-- START PROVIDED RECORDS --

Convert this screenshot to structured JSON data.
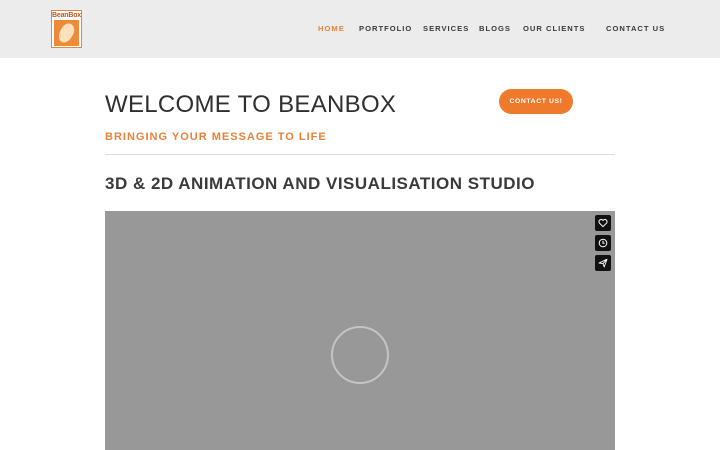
{
  "header": {
    "logo_text": "BeanBox",
    "nav": [
      {
        "label": "HOME",
        "active": true
      },
      {
        "label": "PORTFOLIO",
        "active": false
      },
      {
        "label": "SERVICES",
        "active": false
      },
      {
        "label": "BLOGS",
        "active": false
      },
      {
        "label": "OUR CLIENTS",
        "active": false
      },
      {
        "label": "CONTACT US",
        "active": false
      }
    ]
  },
  "hero": {
    "title": "WELCOME TO BEANBOX",
    "tagline": "BRINGING YOUR MESSAGE TO LIFE",
    "cta_label": "CONTACT US!"
  },
  "section": {
    "heading": "3D & 2D ANIMATION AND VISUALISATION STUDIO"
  },
  "video": {
    "state": "loading",
    "actions": [
      "heart-icon",
      "clock-icon",
      "send-icon"
    ]
  },
  "colors": {
    "accent": "#e8823a",
    "button": "#f07a2c",
    "header_bg": "#ececec",
    "video_bg": "#989898"
  }
}
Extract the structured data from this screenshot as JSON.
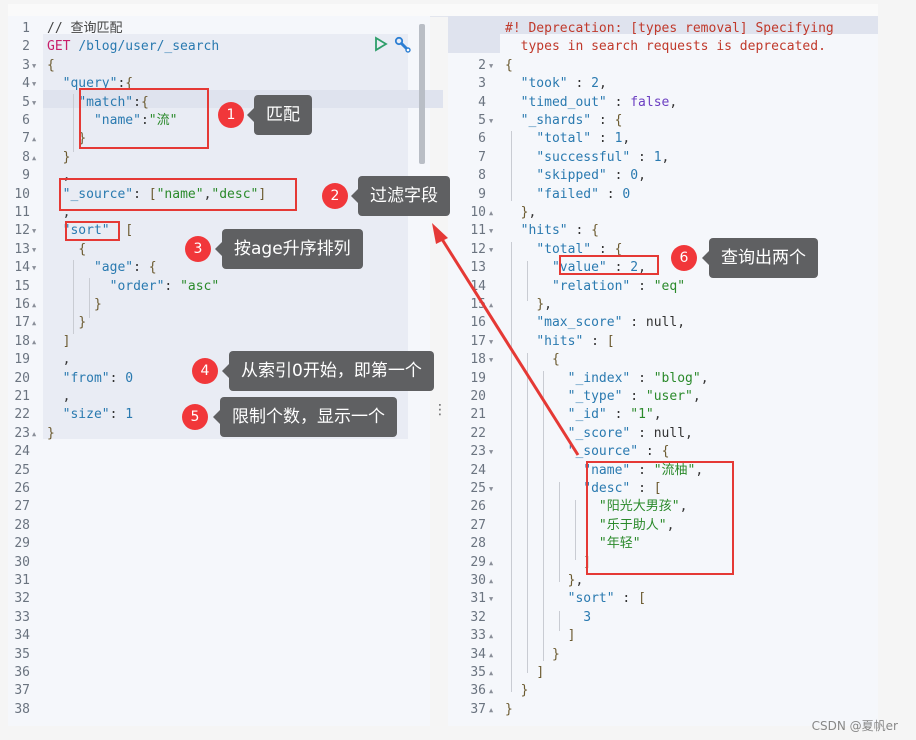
{
  "left_editor": {
    "lines": [
      {
        "n": "1",
        "fold": "",
        "html": "<span class='c'>// 查询匹配</span>"
      },
      {
        "n": "2",
        "fold": "",
        "html": "<span class='m'>GET</span> <span class='k'>/blog/user/_search</span>"
      },
      {
        "n": "3",
        "fold": "▼",
        "html": "<span class='b'>{</span>"
      },
      {
        "n": "4",
        "fold": "▼",
        "html": "  <span class='k'>\"query\"</span>:<span class='b'>{</span>"
      },
      {
        "n": "5",
        "fold": "▼",
        "html": "    <span class='k'>\"match\"</span>:<span class='b'>{</span>"
      },
      {
        "n": "6",
        "fold": "",
        "html": "      <span class='k'>\"name\"</span>:<span class='s'>\"流\"</span>"
      },
      {
        "n": "7",
        "fold": "▲",
        "html": "    <span class='b'>}</span>"
      },
      {
        "n": "8",
        "fold": "▲",
        "html": "  <span class='b'>}</span>"
      },
      {
        "n": "9",
        "fold": "",
        "html": "  ,"
      },
      {
        "n": "10",
        "fold": "",
        "html": "  <span class='k'>\"_source\"</span>: <span class='b'>[</span><span class='s'>\"name\"</span>,<span class='s'>\"desc\"</span><span class='b'>]</span>"
      },
      {
        "n": "11",
        "fold": "",
        "html": "  ,"
      },
      {
        "n": "12",
        "fold": "▼",
        "html": "  <span class='k'>\"sort\"</span>  <span class='b'>[</span>"
      },
      {
        "n": "13",
        "fold": "▼",
        "html": "    <span class='b'>{</span>"
      },
      {
        "n": "14",
        "fold": "▼",
        "html": "      <span class='k'>\"age\"</span>: <span class='b'>{</span>"
      },
      {
        "n": "15",
        "fold": "",
        "html": "        <span class='k'>\"order\"</span>: <span class='s'>\"asc\"</span>"
      },
      {
        "n": "16",
        "fold": "▲",
        "html": "      <span class='b'>}</span>"
      },
      {
        "n": "17",
        "fold": "▲",
        "html": "    <span class='b'>}</span>"
      },
      {
        "n": "18",
        "fold": "▲",
        "html": "  <span class='b'>]</span>"
      },
      {
        "n": "19",
        "fold": "",
        "html": "  ,"
      },
      {
        "n": "20",
        "fold": "",
        "html": "  <span class='k'>\"from\"</span>: <span class='n'>0</span>"
      },
      {
        "n": "21",
        "fold": "",
        "html": "  ,"
      },
      {
        "n": "22",
        "fold": "",
        "html": "  <span class='k'>\"size\"</span>: <span class='n'>1</span>"
      },
      {
        "n": "23",
        "fold": "▲",
        "html": "<span class='b'>}</span>"
      },
      {
        "n": "24",
        "fold": "",
        "html": ""
      },
      {
        "n": "25",
        "fold": "",
        "html": ""
      },
      {
        "n": "26",
        "fold": "",
        "html": ""
      },
      {
        "n": "27",
        "fold": "",
        "html": ""
      },
      {
        "n": "28",
        "fold": "",
        "html": ""
      },
      {
        "n": "29",
        "fold": "",
        "html": ""
      },
      {
        "n": "30",
        "fold": "",
        "html": ""
      },
      {
        "n": "31",
        "fold": "",
        "html": ""
      },
      {
        "n": "32",
        "fold": "",
        "html": ""
      },
      {
        "n": "33",
        "fold": "",
        "html": ""
      },
      {
        "n": "34",
        "fold": "",
        "html": ""
      },
      {
        "n": "35",
        "fold": "",
        "html": ""
      },
      {
        "n": "36",
        "fold": "",
        "html": ""
      },
      {
        "n": "37",
        "fold": "",
        "html": ""
      },
      {
        "n": "38",
        "fold": "",
        "html": ""
      }
    ]
  },
  "right_editor": {
    "lines": [
      {
        "n": "1",
        "fold": "",
        "html": "<span class='err'>#! Deprecation: [types removal] Specifying</span>"
      },
      {
        "n": "",
        "fold": "",
        "html": "<span class='err'>  types in search requests is deprecated.</span>"
      },
      {
        "n": "2",
        "fold": "▼",
        "html": "<span class='b'>{</span>"
      },
      {
        "n": "3",
        "fold": "",
        "html": "  <span class='k'>\"took\"</span> : <span class='n'>2</span>,"
      },
      {
        "n": "4",
        "fold": "",
        "html": "  <span class='k'>\"timed_out\"</span> : <span class='kw'>false</span>,"
      },
      {
        "n": "5",
        "fold": "▼",
        "html": "  <span class='k'>\"_shards\"</span> : <span class='b'>{</span>"
      },
      {
        "n": "6",
        "fold": "",
        "html": "    <span class='k'>\"total\"</span> : <span class='n'>1</span>,"
      },
      {
        "n": "7",
        "fold": "",
        "html": "    <span class='k'>\"successful\"</span> : <span class='n'>1</span>,"
      },
      {
        "n": "8",
        "fold": "",
        "html": "    <span class='k'>\"skipped\"</span> : <span class='n'>0</span>,"
      },
      {
        "n": "9",
        "fold": "",
        "html": "    <span class='k'>\"failed\"</span> : <span class='n'>0</span>"
      },
      {
        "n": "10",
        "fold": "▲",
        "html": "  <span class='b'>}</span>,"
      },
      {
        "n": "11",
        "fold": "▼",
        "html": "  <span class='k'>\"hits\"</span> : <span class='b'>{</span>"
      },
      {
        "n": "12",
        "fold": "▼",
        "html": "    <span class='k'>\"total\"</span> : <span class='b'>{</span>"
      },
      {
        "n": "13",
        "fold": "",
        "html": "      <span class='k'>\"value\"</span> : <span class='n'>2</span>,"
      },
      {
        "n": "14",
        "fold": "",
        "html": "      <span class='k'>\"relation\"</span> : <span class='s'>\"eq\"</span>"
      },
      {
        "n": "15",
        "fold": "▲",
        "html": "    <span class='b'>}</span>,"
      },
      {
        "n": "16",
        "fold": "",
        "html": "    <span class='k'>\"max_score\"</span> : null,"
      },
      {
        "n": "17",
        "fold": "▼",
        "html": "    <span class='k'>\"hits\"</span> : <span class='b'>[</span>"
      },
      {
        "n": "18",
        "fold": "▼",
        "html": "      <span class='b'>{</span>"
      },
      {
        "n": "19",
        "fold": "",
        "html": "        <span class='k'>\"_index\"</span> : <span class='s'>\"blog\"</span>,"
      },
      {
        "n": "20",
        "fold": "",
        "html": "        <span class='k'>\"_type\"</span> : <span class='s'>\"user\"</span>,"
      },
      {
        "n": "21",
        "fold": "",
        "html": "        <span class='k'>\"_id\"</span> : <span class='s'>\"1\"</span>,"
      },
      {
        "n": "22",
        "fold": "",
        "html": "        <span class='k'>\"_score\"</span> : null,"
      },
      {
        "n": "23",
        "fold": "▼",
        "html": "        <span class='k'>\"_source\"</span> : <span class='b'>{</span>"
      },
      {
        "n": "24",
        "fold": "",
        "html": "          <span class='k'>\"name\"</span> : <span class='s'>\"流柚\"</span>,"
      },
      {
        "n": "25",
        "fold": "▼",
        "html": "          <span class='k'>\"desc\"</span> : <span class='b'>[</span>"
      },
      {
        "n": "26",
        "fold": "",
        "html": "            <span class='s'>\"阳光大男孩\"</span>,"
      },
      {
        "n": "27",
        "fold": "",
        "html": "            <span class='s'>\"乐于助人\"</span>,"
      },
      {
        "n": "28",
        "fold": "",
        "html": "            <span class='s'>\"年轻\"</span>"
      },
      {
        "n": "29",
        "fold": "▲",
        "html": "          <span class='b'>]</span>"
      },
      {
        "n": "30",
        "fold": "▲",
        "html": "        <span class='b'>}</span>,"
      },
      {
        "n": "31",
        "fold": "▼",
        "html": "        <span class='k'>\"sort\"</span> : <span class='b'>[</span>"
      },
      {
        "n": "32",
        "fold": "",
        "html": "          <span class='n'>3</span>"
      },
      {
        "n": "33",
        "fold": "▲",
        "html": "        <span class='b'>]</span>"
      },
      {
        "n": "34",
        "fold": "▲",
        "html": "      <span class='b'>}</span>"
      },
      {
        "n": "35",
        "fold": "▲",
        "html": "    <span class='b'>]</span>"
      },
      {
        "n": "36",
        "fold": "▲",
        "html": "  <span class='b'>}</span>"
      },
      {
        "n": "37",
        "fold": "▲",
        "html": "<span class='b'>}</span>"
      }
    ]
  },
  "annotations": [
    {
      "num": "1",
      "text": "匹配"
    },
    {
      "num": "2",
      "text": "过滤字段"
    },
    {
      "num": "3",
      "text": "按age升序排列"
    },
    {
      "num": "4",
      "text": "从索引0开始，即第一个"
    },
    {
      "num": "5",
      "text": "限制个数，显示一个"
    },
    {
      "num": "6",
      "text": "查询出两个"
    }
  ],
  "watermark": "CSDN @夏帆er",
  "colors": {
    "accent_red": "#e53935",
    "badge_red": "#f1373a",
    "tooltip_bg": "#5f6062",
    "run_green": "#2e9e6a",
    "wrench_blue": "#2d7fd3"
  }
}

-- END PROVIDED RECORDS --

→ REQUEST
Gather every line from the listing above in which "this" appears, and copy those lines.

→ WRITTEN REPLY
Convert this screenshot to structured JSON data.
Extract the structured data from this screenshot as JSON.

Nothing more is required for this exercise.